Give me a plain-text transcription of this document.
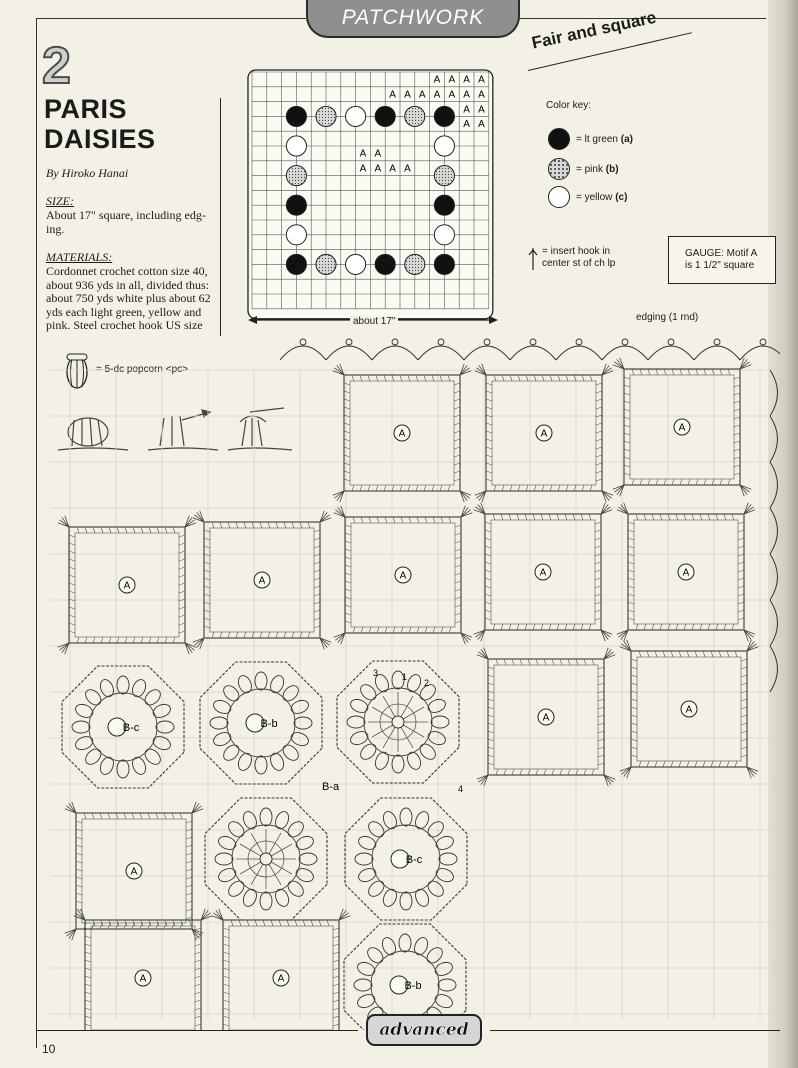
PATCHWORK
2
PARIS
DAISIES
By Hiroko Hanai
SIZE:
About 17" square, including edg-ing.
MATERIALS:
Cordonnet crochet cotton size 40, about 936 yds in all, divided thus: about 750 yds white plus about 62 yds each light green, yellow and pink. Steel crochet hook US size
A A A A
A A A A A A A
A A
A A
A A
A A A A
about 17"
Fair and square
Color key:
= lt green
(a)
= pink
(b)
= yellow
(c)
= insert hook in
center st of ch lp
GAUGE: Motif A
is 1 1/2" square
edging (1 rnd)
= 5-dc popcorn <pc>
A	A
A
A	A	A	A	A
A
A
A
A	A
B-c	B-b
B-c
B-b
B-a
1
2
3
4
advanced
10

#####

YOUR GOAL =
Omit every image. Quote each record exactly.

RESPONSE TO THE EXERCISE =
Give me a plain-text transcription of this document.
PATCHWORK
2
PARIS
DAISIES
By Hiroko Hanai
SIZE:
About 17" square, including edg-ing.
MATERIALS:
Cordonnet crochet cotton size 40, about 936 yds in all, divided thus: about 750 yds white plus about 62 yds each light green, yellow and pink. Steel crochet hook US size
A A A A
A A A A A A A
A A
A A
A A
A A A A
about 17"
Fair and square
Color key:
= lt green
(a)
= pink
(b)
= yellow
(c)
= insert hook in
center st of ch lp
GAUGE: Motif A
is 1 1/2" square
edging (1 rnd)
= 5-dc popcorn <pc>
A	A
A
A	A	A	A	A
A
A
A
A	A
B-c	B-b
B-c
B-b
B-a
1
2
3
4
advanced
10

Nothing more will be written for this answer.